### Task statement
Which lines of the data below contain the string "label"? Report each one, copied in full.

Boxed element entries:
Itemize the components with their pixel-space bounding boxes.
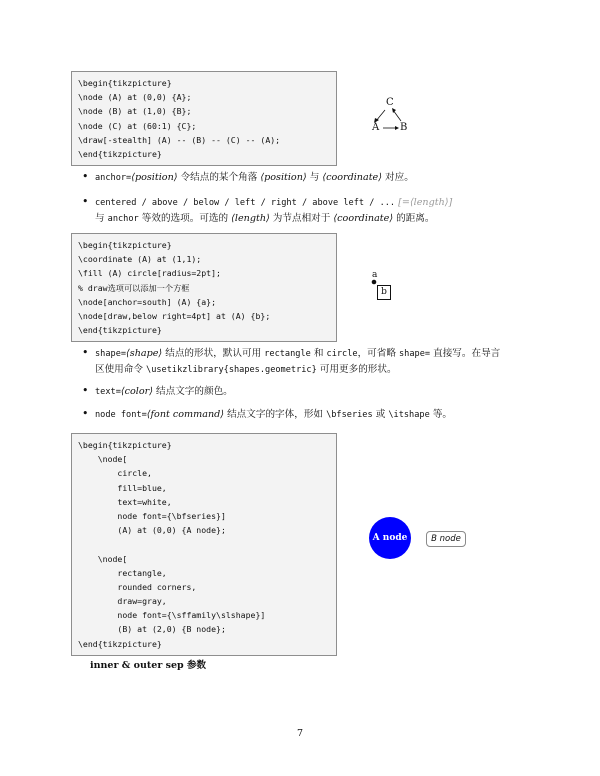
code-line: fill=blue, bbox=[78, 482, 167, 493]
arrow-head-c bbox=[392, 108, 396, 113]
b-node-rounded: B node bbox=[426, 531, 466, 547]
code-line: rounded corners, bbox=[78, 581, 197, 592]
code-block-1 bbox=[71, 71, 337, 166]
bullet-dot: • bbox=[82, 195, 89, 208]
section-heading: inner & outer sep 参数 bbox=[90, 660, 206, 671]
node-a-label: A bbox=[372, 122, 380, 133]
code-line: draw=gray, bbox=[78, 596, 167, 607]
code-line: \node (A) at (0,0) {A}; bbox=[78, 92, 192, 103]
code-line: \fill (A) circle[radius=2pt]; bbox=[78, 268, 221, 279]
code-line: \begin{tikzpicture} bbox=[78, 440, 172, 450]
code-line: \begin{tikzpicture} bbox=[78, 240, 172, 250]
code-line: \node[ bbox=[78, 553, 128, 564]
code-line: \node (B) at (1,0) {B}; bbox=[78, 106, 192, 117]
bullet-shape: shape=⟨shape⟩ 结点的形状，默认可用 rectangle 和 circle，可省略 shape= 直接写。在导言 区使用命令 \usetikzlibrary{shapes.geometric} 可用更多的形状。 bbox=[95, 348, 501, 375]
bullet-text-color: text=⟨color⟩ 结点文字的颜色。 bbox=[95, 386, 233, 397]
bullet-dot: • bbox=[82, 346, 89, 359]
code-block-2 bbox=[71, 233, 337, 342]
code-line: (B) at (2,0) {B node}; bbox=[78, 624, 226, 635]
code-line: node font={\bfseries}] bbox=[78, 510, 226, 521]
node-a-small: a bbox=[372, 270, 378, 280]
code-block-3 bbox=[71, 433, 337, 656]
page-number: 7 bbox=[296, 728, 304, 739]
code-line: \node[ bbox=[78, 454, 128, 465]
arrow-head-b bbox=[395, 126, 399, 130]
code-line: \node[anchor=south] (A) {a}; bbox=[78, 296, 217, 307]
code-line: \node[draw,below right=4pt] at (A) {b}; bbox=[78, 310, 271, 321]
boxed-node-b: b bbox=[377, 285, 391, 300]
code-line: circle, bbox=[78, 468, 152, 479]
bullet-node-font: node font=⟨font command⟩ 结点文字的字体，形如 \bfseries 或 \itshape 等。 bbox=[95, 409, 453, 420]
code-line: \coordinate (A) at (1,1); bbox=[78, 254, 202, 265]
bullet-dot: • bbox=[82, 170, 89, 183]
code-line: rectangle, bbox=[78, 567, 167, 578]
node-b-label: B bbox=[400, 122, 408, 133]
code-line: node font={\sffamily\slshape}] bbox=[78, 610, 266, 621]
code-line: \draw[-stealth] (A) -- (B) -- (C) -- (A); bbox=[78, 134, 281, 145]
code-line: \end{tikzpicture} bbox=[78, 638, 162, 649]
code-line: (A) at (0,0) {A node}; bbox=[78, 525, 226, 536]
node-c-label: C bbox=[386, 97, 394, 108]
code-line: \node (C) at (60:1) {C}; bbox=[78, 120, 197, 131]
a-node-circle: A node bbox=[369, 517, 411, 559]
bullet-positions: centered / above / below / left / right / above left / ... [=⟨length⟩] 与 anchor 等效的选项。可选的 ⟨length⟩ 为节点相对于 ⟨coordinate⟩ 的距离。 bbox=[95, 197, 453, 224]
code-line: \end{tikzpicture} bbox=[78, 325, 162, 336]
bullet-dot: • bbox=[82, 407, 89, 420]
code-line: text=white, bbox=[78, 496, 172, 507]
code-line: \end{tikzpicture} bbox=[78, 148, 162, 159]
code-line: \begin{tikzpicture} bbox=[78, 78, 172, 88]
bullet-anchor: anchor=⟨position⟩ 令结点的某个角落 ⟨position⟩ 与 ⟨coordinate⟩ 对应。 bbox=[95, 172, 414, 183]
code-line bbox=[78, 537, 330, 551]
bullet-dot: • bbox=[82, 384, 89, 397]
code-line: % draw选项可以添加一个方框 bbox=[78, 282, 190, 293]
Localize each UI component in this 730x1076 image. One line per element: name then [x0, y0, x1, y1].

### Solved exercise
node-a-label: A bbox=[372, 122, 380, 133]
node-b-label: B bbox=[400, 122, 408, 133]
node-c-label: C bbox=[386, 97, 394, 108]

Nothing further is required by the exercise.